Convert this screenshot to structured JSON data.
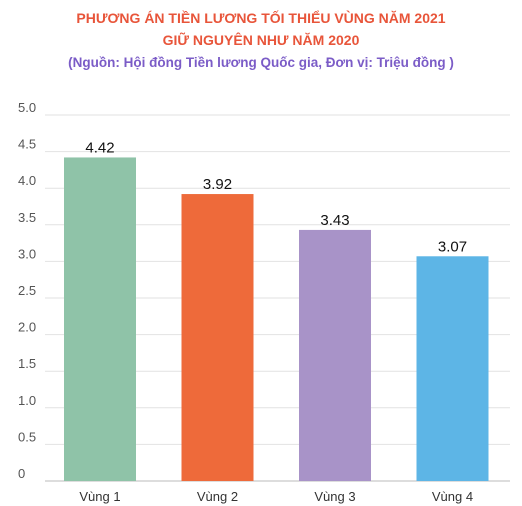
{
  "title_line1": "PHƯƠNG ÁN TIỀN LƯƠNG TỐI THIỂU VÙNG NĂM 2021",
  "title_line2": "GIỮ NGUYÊN NHƯ NĂM 2020",
  "source_note": "(Nguồn: Hội đồng Tiền lương Quốc gia, Đơn vị: Triệu đồng )",
  "chart_data": {
    "type": "bar",
    "categories": [
      "Vùng 1",
      "Vùng 2",
      "Vùng 3",
      "Vùng 4"
    ],
    "values": [
      4.42,
      3.92,
      3.43,
      3.07
    ],
    "data_labels": [
      "4.42",
      "3.92",
      "3.43",
      "3.07"
    ],
    "colors": [
      "#8fc3a8",
      "#ee6a3a",
      "#a893c8",
      "#5db5e6"
    ],
    "y_ticks": [
      "0",
      "0.5",
      "1.0",
      "1.5",
      "2.0",
      "2.5",
      "3.0",
      "3.5",
      "4.0",
      "4.5",
      "5.0"
    ],
    "ylim": [
      0,
      5
    ],
    "grid": true,
    "legend": "none"
  }
}
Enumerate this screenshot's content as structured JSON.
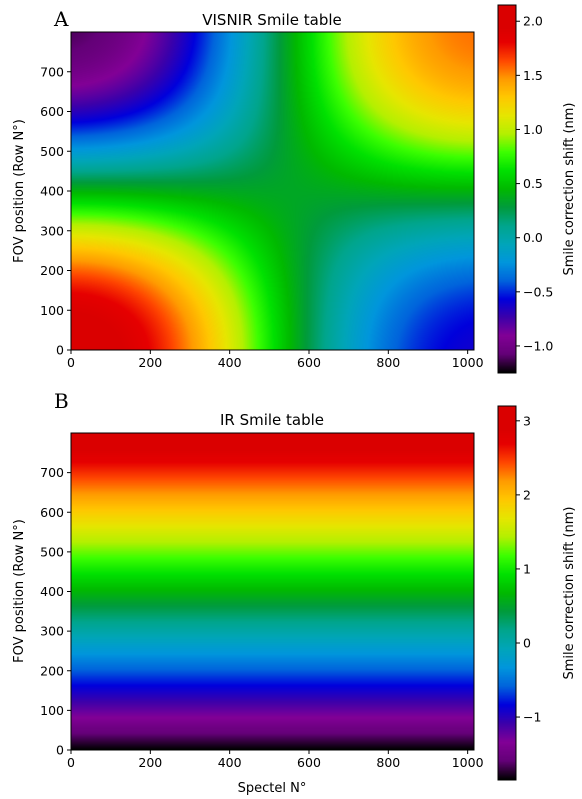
{
  "chart_data": [
    {
      "type": "heatmap",
      "panel_label": "A",
      "title": "VISNIR Smile table",
      "xlabel": "",
      "ylabel": "FOV position (Row N°)",
      "xlim": [
        0,
        1016
      ],
      "ylim": [
        0,
        800
      ],
      "xticks": [
        0,
        200,
        400,
        600,
        800,
        1000
      ],
      "yticks": [
        0,
        100,
        200,
        300,
        400,
        500,
        600,
        700
      ],
      "colorbar": {
        "label": "Smile correction shift (nm)",
        "range": [
          -1.25,
          2.15
        ],
        "ticks": [
          -1.0,
          -0.5,
          0.0,
          0.5,
          1.0,
          1.5,
          2.0
        ],
        "tick_labels": [
          "−1.0",
          "−0.5",
          "0.0",
          "0.5",
          "1.0",
          "1.5",
          "2.0"
        ]
      },
      "colormap": "nipy_spectral",
      "corner_values": {
        "bottom_left": 2.1,
        "top_left": -1.2,
        "top_right": 1.6,
        "bottom_right": -0.7
      },
      "center_value": 0.1
    },
    {
      "type": "heatmap",
      "panel_label": "B",
      "title": "IR Smile table",
      "xlabel": "Spectel N°",
      "ylabel": "FOV position (Row N°)",
      "xlim": [
        0,
        1016
      ],
      "ylim": [
        0,
        800
      ],
      "xticks": [
        0,
        200,
        400,
        600,
        800,
        1000
      ],
      "yticks": [
        0,
        100,
        200,
        300,
        400,
        500,
        600,
        700
      ],
      "colorbar": {
        "label": "Smile correction shift (nm)",
        "range": [
          -1.85,
          3.2
        ],
        "ticks": [
          -1,
          0,
          1,
          2,
          3
        ],
        "tick_labels": [
          "−1",
          "0",
          "1",
          "2",
          "3"
        ]
      },
      "colormap": "nipy_spectral",
      "row_profile": {
        "rows": [
          0,
          800
        ],
        "values": [
          -1.85,
          3.15
        ]
      }
    }
  ]
}
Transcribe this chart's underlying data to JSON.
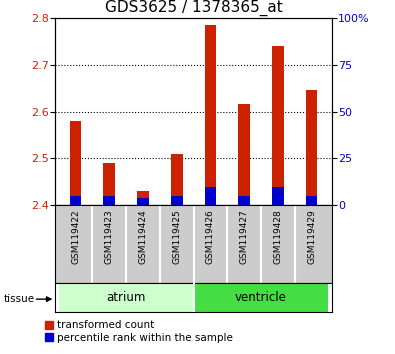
{
  "title": "GDS3625 / 1378365_at",
  "samples": [
    "GSM119422",
    "GSM119423",
    "GSM119424",
    "GSM119425",
    "GSM119426",
    "GSM119427",
    "GSM119428",
    "GSM119429"
  ],
  "red_values": [
    2.58,
    2.49,
    2.43,
    2.51,
    2.785,
    2.615,
    2.74,
    2.645
  ],
  "blue_right_pct": [
    5,
    5,
    4,
    5,
    10,
    5,
    10,
    5
  ],
  "ylim_left": [
    2.4,
    2.8
  ],
  "ylim_right": [
    0,
    100
  ],
  "yticks_left": [
    2.4,
    2.5,
    2.6,
    2.7,
    2.8
  ],
  "yticks_right": [
    0,
    25,
    50,
    75,
    100
  ],
  "ytick_labels_right": [
    "0",
    "25",
    "50",
    "75",
    "100%"
  ],
  "base": 2.4,
  "groups": [
    {
      "label": "atrium",
      "start": 0,
      "end": 4,
      "color": "#ccffcc"
    },
    {
      "label": "ventricle",
      "start": 4,
      "end": 8,
      "color": "#44dd44"
    }
  ],
  "tissue_label": "tissue",
  "legend": [
    {
      "label": "transformed count",
      "color": "#cc2200"
    },
    {
      "label": "percentile rank within the sample",
      "color": "#0000cc"
    }
  ],
  "bar_width": 0.35,
  "red_color": "#cc2200",
  "blue_color": "#0000cc",
  "grid_color": "#000000",
  "bg_color": "#ffffff",
  "tick_label_color_left": "#cc2200",
  "tick_label_color_right": "#0000cc",
  "title_fontsize": 11,
  "tick_fontsize": 8,
  "sample_fontsize": 6.5,
  "tissue_fontsize": 8.5,
  "legend_fontsize": 7.5
}
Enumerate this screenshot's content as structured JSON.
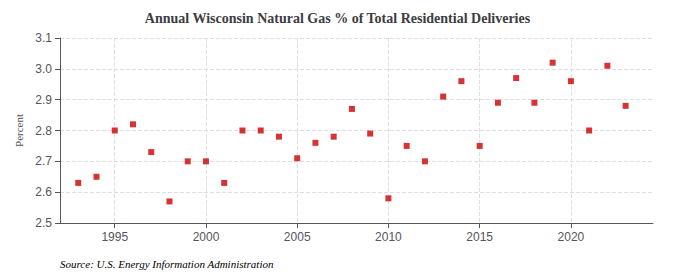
{
  "chart_data": {
    "type": "scatter",
    "title": "Annual Wisconsin Natural Gas % of Total Residential Deliveries",
    "ylabel": "Percent",
    "annotations": [
      "Source: U.S. Energy Information Administration"
    ],
    "x": [
      1993,
      1994,
      1995,
      1996,
      1997,
      1998,
      1999,
      2000,
      2001,
      2002,
      2003,
      2004,
      2005,
      2006,
      2007,
      2008,
      2009,
      2010,
      2011,
      2012,
      2013,
      2014,
      2015,
      2016,
      2017,
      2018,
      2019,
      2020,
      2021,
      2022,
      2023
    ],
    "values": [
      2.63,
      2.65,
      2.8,
      2.82,
      2.73,
      2.57,
      2.7,
      2.7,
      2.63,
      2.8,
      2.8,
      2.78,
      2.71,
      2.76,
      2.78,
      2.87,
      2.79,
      2.58,
      2.75,
      2.7,
      2.91,
      2.96,
      2.75,
      2.89,
      2.97,
      2.89,
      3.02,
      2.96,
      2.8,
      3.01,
      2.88
    ],
    "color": "#cc0000",
    "marker": "square",
    "xlim": [
      1992.0,
      2024.5
    ],
    "xticks": [
      1995,
      2000,
      2005,
      2010,
      2015,
      2020
    ],
    "ylim": [
      2.5,
      3.1
    ],
    "yticks": [
      2.5,
      2.6,
      2.7,
      2.8,
      2.9,
      {
        "value": 3.0,
        "label": "3.0"
      },
      3.1
    ],
    "grid": true
  }
}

----------------------------------------

SHORT TASK:
Return the whole listing, word for word, and leave out every picture.

ANSWER BELOW:
Convert this screenshot to structured JSON data.
{
  "title_line1": "PHƯƠNG ÁN TIỀN LƯƠNG TỐI THIỂU VÙNG NĂM 2021",
  "title_line2": "GIỮ NGUYÊN NHƯ NĂM 2020",
  "source_note": "(Nguồn: Hội đồng Tiền lương Quốc gia, Đơn vị: Triệu đồng )",
  "chart_data": {
    "type": "bar",
    "categories": [
      "Vùng 1",
      "Vùng 2",
      "Vùng 3",
      "Vùng 4"
    ],
    "values": [
      4.42,
      3.92,
      3.43,
      3.07
    ],
    "data_labels": [
      "4.42",
      "3.92",
      "3.43",
      "3.07"
    ],
    "colors": [
      "#8fc3a8",
      "#ee6a3a",
      "#a893c8",
      "#5db5e6"
    ],
    "y_ticks": [
      "0",
      "0.5",
      "1.0",
      "1.5",
      "2.0",
      "2.5",
      "3.0",
      "3.5",
      "4.0",
      "4.5",
      "5.0"
    ],
    "ylim": [
      0,
      5
    ],
    "grid": true,
    "legend": "none"
  }
}
Enumerate this screenshot's content as structured JSON.
{
  "chart_data": [
    {
      "type": "heatmap",
      "panel_label": "A",
      "title": "VISNIR Smile table",
      "xlabel": "",
      "ylabel": "FOV position (Row N°)",
      "xlim": [
        0,
        1016
      ],
      "ylim": [
        0,
        800
      ],
      "xticks": [
        0,
        200,
        400,
        600,
        800,
        1000
      ],
      "yticks": [
        0,
        100,
        200,
        300,
        400,
        500,
        600,
        700
      ],
      "colorbar": {
        "label": "Smile correction shift (nm)",
        "range": [
          -1.25,
          2.15
        ],
        "ticks": [
          -1.0,
          -0.5,
          0.0,
          0.5,
          1.0,
          1.5,
          2.0
        ],
        "tick_labels": [
          "−1.0",
          "−0.5",
          "0.0",
          "0.5",
          "1.0",
          "1.5",
          "2.0"
        ]
      },
      "colormap": "nipy_spectral",
      "corner_values": {
        "bottom_left": 2.1,
        "top_left": -1.2,
        "top_right": 1.6,
        "bottom_right": -0.7
      },
      "center_value": 0.1
    },
    {
      "type": "heatmap",
      "panel_label": "B",
      "title": "IR Smile table",
      "xlabel": "Spectel N°",
      "ylabel": "FOV position (Row N°)",
      "xlim": [
        0,
        1016
      ],
      "ylim": [
        0,
        800
      ],
      "xticks": [
        0,
        200,
        400,
        600,
        800,
        1000
      ],
      "yticks": [
        0,
        100,
        200,
        300,
        400,
        500,
        600,
        700
      ],
      "colorbar": {
        "label": "Smile correction shift (nm)",
        "range": [
          -1.85,
          3.2
        ],
        "ticks": [
          -1,
          0,
          1,
          2,
          3
        ],
        "tick_labels": [
          "−1",
          "0",
          "1",
          "2",
          "3"
        ]
      },
      "colormap": "nipy_spectral",
      "row_profile": {
        "rows": [
          0,
          800
        ],
        "values": [
          -1.85,
          3.15
        ]
      }
    }
  ]
}
Transcribe this chart's underlying data to JSON.
{
  "title": "GDS3625 / 1378365_at",
  "samples": [
    "GSM119422",
    "GSM119423",
    "GSM119424",
    "GSM119425",
    "GSM119426",
    "GSM119427",
    "GSM119428",
    "GSM119429"
  ],
  "red_values": [
    2.58,
    2.49,
    2.43,
    2.51,
    2.785,
    2.615,
    2.74,
    2.645
  ],
  "blue_right_pct": [
    5,
    5,
    4,
    5,
    10,
    5,
    10,
    5
  ],
  "ylim_left": [
    2.4,
    2.8
  ],
  "ylim_right": [
    0,
    100
  ],
  "yticks_left": [
    2.4,
    2.5,
    2.6,
    2.7,
    2.8
  ],
  "yticks_right": [
    0,
    25,
    50,
    75,
    100
  ],
  "ytick_labels_right": [
    "0",
    "25",
    "50",
    "75",
    "100%"
  ],
  "base": 2.4,
  "groups": [
    {
      "label": "atrium",
      "start": 0,
      "end": 4,
      "color": "#ccffcc"
    },
    {
      "label": "ventricle",
      "start": 4,
      "end": 8,
      "color": "#44dd44"
    }
  ],
  "tissue_label": "tissue",
  "legend": [
    {
      "label": "transformed count",
      "color": "#cc2200"
    },
    {
      "label": "percentile rank within the sample",
      "color": "#0000cc"
    }
  ],
  "bar_width": 0.35,
  "red_color": "#cc2200",
  "blue_color": "#0000cc",
  "grid_color": "#000000",
  "bg_color": "#ffffff",
  "tick_label_color_left": "#cc2200",
  "tick_label_color_right": "#0000cc",
  "title_fontsize": 11,
  "tick_fontsize": 8,
  "sample_fontsize": 6.5,
  "tissue_fontsize": 8.5,
  "legend_fontsize": 7.5
}
Enumerate this screenshot's content as structured JSON.
{
  "chart_data": {
    "type": "scatter",
    "title": "Annual Wisconsin Natural Gas % of Total Residential Deliveries",
    "ylabel": "Percent",
    "annotations": [
      "Source: U.S. Energy Information Administration"
    ],
    "x": [
      1993,
      1994,
      1995,
      1996,
      1997,
      1998,
      1999,
      2000,
      2001,
      2002,
      2003,
      2004,
      2005,
      2006,
      2007,
      2008,
      2009,
      2010,
      2011,
      2012,
      2013,
      2014,
      2015,
      2016,
      2017,
      2018,
      2019,
      2020,
      2021,
      2022,
      2023
    ],
    "values": [
      2.63,
      2.65,
      2.8,
      2.82,
      2.73,
      2.57,
      2.7,
      2.7,
      2.63,
      2.8,
      2.8,
      2.78,
      2.71,
      2.76,
      2.78,
      2.87,
      2.79,
      2.58,
      2.75,
      2.7,
      2.91,
      2.96,
      2.75,
      2.89,
      2.97,
      2.89,
      3.02,
      2.96,
      2.8,
      3.01,
      2.88
    ],
    "color": "#cc0000",
    "marker": "square",
    "xlim": [
      1992.0,
      2024.5
    ],
    "xticks": [
      1995,
      2000,
      2005,
      2010,
      2015,
      2020
    ],
    "ylim": [
      2.5,
      3.1
    ],
    "yticks": [
      2.5,
      2.6,
      2.7,
      2.8,
      2.9,
      {
        "value": 3.0,
        "label": "3.0"
      },
      3.1
    ],
    "grid": true
  }
}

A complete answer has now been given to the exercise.